TASK DESCRIPTION | In the listing below, find every line with the string "leicht" and pull it out.

(Stored records)
-- start --

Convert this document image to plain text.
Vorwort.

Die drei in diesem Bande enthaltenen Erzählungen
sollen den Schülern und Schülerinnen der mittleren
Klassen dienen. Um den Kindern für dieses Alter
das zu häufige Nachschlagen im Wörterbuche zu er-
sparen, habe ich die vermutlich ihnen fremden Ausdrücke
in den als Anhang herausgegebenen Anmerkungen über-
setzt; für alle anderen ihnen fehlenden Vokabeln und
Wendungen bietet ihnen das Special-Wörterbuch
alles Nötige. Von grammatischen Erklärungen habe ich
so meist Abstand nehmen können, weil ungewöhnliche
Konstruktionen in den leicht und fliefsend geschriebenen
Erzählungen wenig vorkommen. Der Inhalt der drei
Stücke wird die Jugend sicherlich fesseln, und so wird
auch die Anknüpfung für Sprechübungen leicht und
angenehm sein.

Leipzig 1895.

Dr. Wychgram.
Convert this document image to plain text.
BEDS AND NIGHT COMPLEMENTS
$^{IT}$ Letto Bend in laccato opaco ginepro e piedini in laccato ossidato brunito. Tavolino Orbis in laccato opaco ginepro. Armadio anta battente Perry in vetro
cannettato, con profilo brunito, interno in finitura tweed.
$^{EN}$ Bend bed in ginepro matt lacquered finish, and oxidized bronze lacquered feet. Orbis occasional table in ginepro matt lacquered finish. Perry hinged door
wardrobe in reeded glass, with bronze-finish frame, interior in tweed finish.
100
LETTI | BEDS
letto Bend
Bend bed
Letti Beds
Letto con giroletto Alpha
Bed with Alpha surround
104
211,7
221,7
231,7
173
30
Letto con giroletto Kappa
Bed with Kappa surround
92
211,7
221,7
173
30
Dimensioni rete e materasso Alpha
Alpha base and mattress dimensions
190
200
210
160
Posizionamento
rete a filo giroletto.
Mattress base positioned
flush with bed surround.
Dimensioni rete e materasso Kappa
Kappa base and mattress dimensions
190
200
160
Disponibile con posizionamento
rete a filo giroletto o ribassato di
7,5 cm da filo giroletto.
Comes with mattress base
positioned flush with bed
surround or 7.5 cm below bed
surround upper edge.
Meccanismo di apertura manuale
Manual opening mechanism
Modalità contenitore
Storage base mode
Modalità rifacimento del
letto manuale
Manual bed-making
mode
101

-- end --

COMPLETED EXERCISE |
Konstruktionen in den leicht und fliefsend geschriebenen
auch die Anknüpfung für Sprechübungen leicht und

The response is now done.